_About this exercise:_ Write out every entry word for word.

Items from a data source:

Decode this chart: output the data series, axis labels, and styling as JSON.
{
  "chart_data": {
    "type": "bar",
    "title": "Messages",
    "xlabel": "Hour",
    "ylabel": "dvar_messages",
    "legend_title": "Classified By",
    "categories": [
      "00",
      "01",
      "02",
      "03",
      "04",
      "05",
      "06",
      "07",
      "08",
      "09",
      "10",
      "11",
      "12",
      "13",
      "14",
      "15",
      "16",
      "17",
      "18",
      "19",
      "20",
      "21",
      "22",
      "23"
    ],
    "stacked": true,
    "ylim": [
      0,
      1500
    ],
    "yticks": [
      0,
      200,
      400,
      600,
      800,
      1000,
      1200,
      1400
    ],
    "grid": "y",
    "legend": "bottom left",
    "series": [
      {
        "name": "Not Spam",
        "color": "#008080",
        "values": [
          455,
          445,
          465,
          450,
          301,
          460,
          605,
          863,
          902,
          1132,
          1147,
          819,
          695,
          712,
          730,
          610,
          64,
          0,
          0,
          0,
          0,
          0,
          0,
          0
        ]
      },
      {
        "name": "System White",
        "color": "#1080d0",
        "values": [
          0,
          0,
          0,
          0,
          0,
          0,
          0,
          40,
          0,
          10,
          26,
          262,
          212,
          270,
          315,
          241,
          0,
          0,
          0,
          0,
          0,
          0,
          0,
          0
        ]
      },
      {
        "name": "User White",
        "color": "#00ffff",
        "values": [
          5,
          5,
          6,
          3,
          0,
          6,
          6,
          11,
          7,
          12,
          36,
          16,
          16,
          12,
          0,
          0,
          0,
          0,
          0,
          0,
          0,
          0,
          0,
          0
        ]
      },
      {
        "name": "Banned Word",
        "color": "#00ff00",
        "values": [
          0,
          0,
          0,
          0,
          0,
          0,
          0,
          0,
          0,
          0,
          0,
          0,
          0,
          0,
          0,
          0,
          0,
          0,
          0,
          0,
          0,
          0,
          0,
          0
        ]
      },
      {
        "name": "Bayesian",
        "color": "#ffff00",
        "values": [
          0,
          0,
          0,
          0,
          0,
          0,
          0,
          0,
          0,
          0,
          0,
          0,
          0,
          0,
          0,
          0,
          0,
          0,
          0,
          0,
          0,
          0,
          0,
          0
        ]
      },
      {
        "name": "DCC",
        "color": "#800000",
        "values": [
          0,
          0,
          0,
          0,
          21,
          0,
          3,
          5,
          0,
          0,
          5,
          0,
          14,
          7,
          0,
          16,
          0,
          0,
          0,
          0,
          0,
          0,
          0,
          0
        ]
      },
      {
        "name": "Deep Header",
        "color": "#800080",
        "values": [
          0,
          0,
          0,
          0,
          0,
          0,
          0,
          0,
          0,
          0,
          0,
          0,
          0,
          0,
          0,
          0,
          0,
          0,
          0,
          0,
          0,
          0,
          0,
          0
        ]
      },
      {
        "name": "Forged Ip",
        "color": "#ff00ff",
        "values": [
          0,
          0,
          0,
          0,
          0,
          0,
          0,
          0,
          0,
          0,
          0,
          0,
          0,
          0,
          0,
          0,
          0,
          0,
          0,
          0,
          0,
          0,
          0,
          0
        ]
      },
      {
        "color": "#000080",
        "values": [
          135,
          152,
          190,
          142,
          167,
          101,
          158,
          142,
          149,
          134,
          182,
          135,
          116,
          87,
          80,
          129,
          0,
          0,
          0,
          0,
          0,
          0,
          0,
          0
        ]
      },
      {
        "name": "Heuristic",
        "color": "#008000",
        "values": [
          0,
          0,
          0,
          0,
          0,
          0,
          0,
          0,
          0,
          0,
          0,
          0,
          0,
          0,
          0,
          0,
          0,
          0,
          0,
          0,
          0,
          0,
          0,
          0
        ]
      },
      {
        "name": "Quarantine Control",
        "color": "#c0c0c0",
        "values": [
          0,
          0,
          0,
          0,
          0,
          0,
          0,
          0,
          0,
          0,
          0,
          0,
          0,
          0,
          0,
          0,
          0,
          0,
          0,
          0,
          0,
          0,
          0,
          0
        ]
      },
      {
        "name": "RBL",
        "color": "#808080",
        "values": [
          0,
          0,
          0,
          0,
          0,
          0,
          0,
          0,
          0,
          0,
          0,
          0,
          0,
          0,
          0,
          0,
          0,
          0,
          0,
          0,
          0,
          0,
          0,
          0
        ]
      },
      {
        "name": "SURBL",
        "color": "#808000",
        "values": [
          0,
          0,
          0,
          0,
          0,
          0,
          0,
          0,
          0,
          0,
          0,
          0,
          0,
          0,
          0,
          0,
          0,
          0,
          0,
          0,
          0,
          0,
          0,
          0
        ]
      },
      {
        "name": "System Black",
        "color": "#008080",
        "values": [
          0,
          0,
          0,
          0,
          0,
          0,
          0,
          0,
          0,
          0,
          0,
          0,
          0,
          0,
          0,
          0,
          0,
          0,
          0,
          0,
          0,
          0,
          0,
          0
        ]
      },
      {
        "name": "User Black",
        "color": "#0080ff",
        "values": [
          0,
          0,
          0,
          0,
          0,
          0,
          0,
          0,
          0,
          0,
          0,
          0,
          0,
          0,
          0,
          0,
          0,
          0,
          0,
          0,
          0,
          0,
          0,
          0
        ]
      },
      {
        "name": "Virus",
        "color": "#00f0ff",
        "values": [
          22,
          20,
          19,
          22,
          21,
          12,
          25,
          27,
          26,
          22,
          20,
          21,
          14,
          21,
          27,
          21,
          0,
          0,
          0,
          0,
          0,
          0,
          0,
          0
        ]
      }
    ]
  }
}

_Answer space:_
Decode this chart: output the data series, axis labels, and styling as JSON.
{
  "chart_data": {
    "type": "bar",
    "title": "Messages",
    "xlabel": "Hour",
    "ylabel": "dvar_messages",
    "legend_title": "Classified By",
    "categories": [
      "00",
      "01",
      "02",
      "03",
      "04",
      "05",
      "06",
      "07",
      "08",
      "09",
      "10",
      "11",
      "12",
      "13",
      "14",
      "15",
      "16",
      "17",
      "18",
      "19",
      "20",
      "21",
      "22",
      "23"
    ],
    "stacked": true,
    "ylim": [
      0,
      1500
    ],
    "yticks": [
      0,
      200,
      400,
      600,
      800,
      1000,
      1200,
      1400
    ],
    "grid": "y",
    "legend": "bottom left",
    "series": [
      {
        "name": "Not Spam",
        "color": "#008080",
        "values": [
          455,
          445,
          465,
          450,
          301,
          460,
          605,
          863,
          902,
          1132,
          1147,
          819,
          695,
          712,
          730,
          610,
          64,
          0,
          0,
          0,
          0,
          0,
          0,
          0
        ]
      },
      {
        "name": "System White",
        "color": "#1080d0",
        "values": [
          0,
          0,
          0,
          0,
          0,
          0,
          0,
          40,
          0,
          10,
          26,
          262,
          212,
          270,
          315,
          241,
          0,
          0,
          0,
          0,
          0,
          0,
          0,
          0
        ]
      },
      {
        "name": "User White",
        "color": "#00ffff",
        "values": [
          5,
          5,
          6,
          3,
          0,
          6,
          6,
          11,
          7,
          12,
          36,
          16,
          16,
          12,
          0,
          0,
          0,
          0,
          0,
          0,
          0,
          0,
          0,
          0
        ]
      },
      {
        "name": "Banned Word",
        "color": "#00ff00",
        "values": [
          0,
          0,
          0,
          0,
          0,
          0,
          0,
          0,
          0,
          0,
          0,
          0,
          0,
          0,
          0,
          0,
          0,
          0,
          0,
          0,
          0,
          0,
          0,
          0
        ]
      },
      {
        "name": "Bayesian",
        "color": "#ffff00",
        "values": [
          0,
          0,
          0,
          0,
          0,
          0,
          0,
          0,
          0,
          0,
          0,
          0,
          0,
          0,
          0,
          0,
          0,
          0,
          0,
          0,
          0,
          0,
          0,
          0
        ]
      },
      {
        "name": "DCC",
        "color": "#800000",
        "values": [
          0,
          0,
          0,
          0,
          21,
          0,
          3,
          5,
          0,
          0,
          5,
          0,
          14,
          7,
          0,
          16,
          0,
          0,
          0,
          0,
          0,
          0,
          0,
          0
        ]
      },
      {
        "name": "Deep Header",
        "color": "#800080",
        "values": [
          0,
          0,
          0,
          0,
          0,
          0,
          0,
          0,
          0,
          0,
          0,
          0,
          0,
          0,
          0,
          0,
          0,
          0,
          0,
          0,
          0,
          0,
          0,
          0
        ]
      },
      {
        "name": "Forged Ip",
        "color": "#ff00ff",
        "values": [
          0,
          0,
          0,
          0,
          0,
          0,
          0,
          0,
          0,
          0,
          0,
          0,
          0,
          0,
          0,
          0,
          0,
          0,
          0,
          0,
          0,
          0,
          0,
          0
        ]
      },
      {
        "color": "#000080",
        "values": [
          135,
          152,
          190,
          142,
          167,
          101,
          158,
          142,
          149,
          134,
          182,
          135,
          116,
          87,
          80,
          129,
          0,
          0,
          0,
          0,
          0,
          0,
          0,
          0
        ]
      },
      {
        "name": "Heuristic",
        "color": "#008000",
        "values": [
          0,
          0,
          0,
          0,
          0,
          0,
          0,
          0,
          0,
          0,
          0,
          0,
          0,
          0,
          0,
          0,
          0,
          0,
          0,
          0,
          0,
          0,
          0,
          0
        ]
      },
      {
        "name": "Quarantine Control",
        "color": "#c0c0c0",
        "values": [
          0,
          0,
          0,
          0,
          0,
          0,
          0,
          0,
          0,
          0,
          0,
          0,
          0,
          0,
          0,
          0,
          0,
          0,
          0,
          0,
          0,
          0,
          0,
          0
        ]
      },
      {
        "name": "RBL",
        "color": "#808080",
        "values": [
          0,
          0,
          0,
          0,
          0,
          0,
          0,
          0,
          0,
          0,
          0,
          0,
          0,
          0,
          0,
          0,
          0,
          0,
          0,
          0,
          0,
          0,
          0,
          0
        ]
      },
      {
        "name": "SURBL",
        "color": "#808000",
        "values": [
          0,
          0,
          0,
          0,
          0,
          0,
          0,
          0,
          0,
          0,
          0,
          0,
          0,
          0,
          0,
          0,
          0,
          0,
          0,
          0,
          0,
          0,
          0,
          0
        ]
      },
      {
        "name": "System Black",
        "color": "#008080",
        "values": [
          0,
          0,
          0,
          0,
          0,
          0,
          0,
          0,
          0,
          0,
          0,
          0,
          0,
          0,
          0,
          0,
          0,
          0,
          0,
          0,
          0,
          0,
          0,
          0
        ]
      },
      {
        "name": "User Black",
        "color": "#0080ff",
        "values": [
          0,
          0,
          0,
          0,
          0,
          0,
          0,
          0,
          0,
          0,
          0,
          0,
          0,
          0,
          0,
          0,
          0,
          0,
          0,
          0,
          0,
          0,
          0,
          0
        ]
      },
      {
        "name": "Virus",
        "color": "#00f0ff",
        "values": [
          22,
          20,
          19,
          22,
          21,
          12,
          25,
          27,
          26,
          22,
          20,
          21,
          14,
          21,
          27,
          21,
          0,
          0,
          0,
          0,
          0,
          0,
          0,
          0
        ]
      }
    ]
  }
}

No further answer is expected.